Goal → Print the complete set of entries exactly.

** START **

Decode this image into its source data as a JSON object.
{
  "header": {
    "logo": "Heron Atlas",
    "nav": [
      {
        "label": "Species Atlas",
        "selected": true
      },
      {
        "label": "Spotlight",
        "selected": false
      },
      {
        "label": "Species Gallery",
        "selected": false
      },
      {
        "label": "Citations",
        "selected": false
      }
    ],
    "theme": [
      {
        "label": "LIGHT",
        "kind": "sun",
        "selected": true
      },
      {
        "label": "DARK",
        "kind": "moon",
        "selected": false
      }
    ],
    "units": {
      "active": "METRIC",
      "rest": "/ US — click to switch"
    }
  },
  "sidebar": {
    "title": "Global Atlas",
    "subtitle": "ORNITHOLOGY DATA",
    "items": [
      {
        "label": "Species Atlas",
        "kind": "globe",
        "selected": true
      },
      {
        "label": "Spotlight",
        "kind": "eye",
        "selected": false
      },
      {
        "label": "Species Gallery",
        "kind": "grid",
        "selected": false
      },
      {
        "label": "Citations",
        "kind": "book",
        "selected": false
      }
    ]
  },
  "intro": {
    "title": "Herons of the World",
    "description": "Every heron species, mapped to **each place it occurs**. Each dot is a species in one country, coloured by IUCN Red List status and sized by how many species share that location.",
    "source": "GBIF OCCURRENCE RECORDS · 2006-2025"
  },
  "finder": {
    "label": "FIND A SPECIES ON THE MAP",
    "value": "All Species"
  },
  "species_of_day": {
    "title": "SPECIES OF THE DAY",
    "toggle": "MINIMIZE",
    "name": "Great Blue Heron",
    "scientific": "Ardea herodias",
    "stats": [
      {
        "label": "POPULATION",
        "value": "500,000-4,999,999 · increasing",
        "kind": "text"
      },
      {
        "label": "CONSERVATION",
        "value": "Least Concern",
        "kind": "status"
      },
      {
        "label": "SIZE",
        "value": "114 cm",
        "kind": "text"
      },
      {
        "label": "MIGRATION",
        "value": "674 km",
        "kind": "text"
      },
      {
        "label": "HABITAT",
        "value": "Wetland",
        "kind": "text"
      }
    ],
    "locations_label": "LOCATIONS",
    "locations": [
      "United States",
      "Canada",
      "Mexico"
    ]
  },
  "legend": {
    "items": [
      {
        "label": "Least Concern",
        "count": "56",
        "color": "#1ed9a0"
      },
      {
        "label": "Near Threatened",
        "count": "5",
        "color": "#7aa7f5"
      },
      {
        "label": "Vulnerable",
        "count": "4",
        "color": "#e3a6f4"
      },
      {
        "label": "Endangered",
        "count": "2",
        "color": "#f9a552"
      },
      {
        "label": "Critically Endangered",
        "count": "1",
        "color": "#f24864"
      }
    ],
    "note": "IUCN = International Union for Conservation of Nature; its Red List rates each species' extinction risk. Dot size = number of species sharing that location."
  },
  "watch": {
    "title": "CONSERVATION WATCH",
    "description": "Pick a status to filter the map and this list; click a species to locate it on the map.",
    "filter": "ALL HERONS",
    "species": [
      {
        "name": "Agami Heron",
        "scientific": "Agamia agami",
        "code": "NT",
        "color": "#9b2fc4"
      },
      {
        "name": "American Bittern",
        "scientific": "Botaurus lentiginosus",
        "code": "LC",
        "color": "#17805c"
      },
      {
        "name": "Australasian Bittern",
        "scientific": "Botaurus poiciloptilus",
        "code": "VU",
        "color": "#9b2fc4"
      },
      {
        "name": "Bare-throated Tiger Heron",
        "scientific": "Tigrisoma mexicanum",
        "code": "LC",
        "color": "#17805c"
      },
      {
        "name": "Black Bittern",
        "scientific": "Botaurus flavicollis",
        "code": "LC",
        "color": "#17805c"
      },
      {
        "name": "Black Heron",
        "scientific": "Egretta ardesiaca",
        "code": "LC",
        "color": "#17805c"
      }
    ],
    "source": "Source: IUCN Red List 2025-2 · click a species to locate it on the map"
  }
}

** END **

Response →
Decode this image into its source data as a JSON object.
{
  "header": {
    "logo": "Heron Atlas",
    "nav": [
      {
        "label": "Species Atlas",
        "selected": true
      },
      {
        "label": "Spotlight",
        "selected": false
      },
      {
        "label": "Species Gallery",
        "selected": false
      },
      {
        "label": "Citations",
        "selected": false
      }
    ],
    "theme": [
      {
        "label": "LIGHT",
        "kind": "sun",
        "selected": true
      },
      {
        "label": "DARK",
        "kind": "moon",
        "selected": false
      }
    ],
    "units": {
      "active": "METRIC",
      "rest": "/ US — click to switch"
    }
  },
  "sidebar": {
    "title": "Global Atlas",
    "subtitle": "ORNITHOLOGY DATA",
    "items": [
      {
        "label": "Species Atlas",
        "kind": "globe",
        "selected": true
      },
      {
        "label": "Spotlight",
        "kind": "eye",
        "selected": false
      },
      {
        "label": "Species Gallery",
        "kind": "grid",
        "selected": false
      },
      {
        "label": "Citations",
        "kind": "book",
        "selected": false
      }
    ]
  },
  "intro": {
    "title": "Herons of the World",
    "description": "Every heron species, mapped to **each place it occurs**. Each dot is a species in one country, coloured by IUCN Red List status and sized by how many species share that location.",
    "source": "GBIF OCCURRENCE RECORDS · 2006-2025"
  },
  "finder": {
    "label": "FIND A SPECIES ON THE MAP",
    "value": "All Species"
  },
  "species_of_day": {
    "title": "SPECIES OF THE DAY",
    "toggle": "MINIMIZE",
    "name": "Great Blue Heron",
    "scientific": "Ardea herodias",
    "stats": [
      {
        "label": "POPULATION",
        "value": "500,000-4,999,999 · increasing",
        "kind": "text"
      },
      {
        "label": "CONSERVATION",
        "value": "Least Concern",
        "kind": "status"
      },
      {
        "label": "SIZE",
        "value": "114 cm",
        "kind": "text"
      },
      {
        "label": "MIGRATION",
        "value": "674 km",
        "kind": "text"
      },
      {
        "label": "HABITAT",
        "value": "Wetland",
        "kind": "text"
      }
    ],
    "locations_label": "LOCATIONS",
    "locations": [
      "United States",
      "Canada",
      "Mexico"
    ]
  },
  "legend": {
    "items": [
      {
        "label": "Least Concern",
        "count": "56",
        "color": "#1ed9a0"
      },
      {
        "label": "Near Threatened",
        "count": "5",
        "color": "#7aa7f5"
      },
      {
        "label": "Vulnerable",
        "count": "4",
        "color": "#e3a6f4"
      },
      {
        "label": "Endangered",
        "count": "2",
        "color": "#f9a552"
      },
      {
        "label": "Critically Endangered",
        "count": "1",
        "color": "#f24864"
      }
    ],
    "note": "IUCN = International Union for Conservation of Nature; its Red List rates each species' extinction risk. Dot size = number of species sharing that location."
  },
  "watch": {
    "title": "CONSERVATION WATCH",
    "description": "Pick a status to filter the map and this list; click a species to locate it on the map.",
    "filter": "ALL HERONS",
    "species": [
      {
        "name": "Agami Heron",
        "scientific": "Agamia agami",
        "code": "NT",
        "color": "#9b2fc4"
      },
      {
        "name": "American Bittern",
        "scientific": "Botaurus lentiginosus",
        "code": "LC",
        "color": "#17805c"
      },
      {
        "name": "Australasian Bittern",
        "scientific": "Botaurus poiciloptilus",
        "code": "VU",
        "color": "#9b2fc4"
      },
      {
        "name": "Bare-throated Tiger Heron",
        "scientific": "Tigrisoma mexicanum",
        "code": "LC",
        "color": "#17805c"
      },
      {
        "name": "Black Bittern",
        "scientific": "Botaurus flavicollis",
        "code": "LC",
        "color": "#17805c"
      },
      {
        "name": "Black Heron",
        "scientific": "Egretta ardesiaca",
        "code": "LC",
        "color": "#17805c"
      }
    ],
    "source": "Source: IUCN Red List 2025-2 · click a species to locate it on the map"
  }
}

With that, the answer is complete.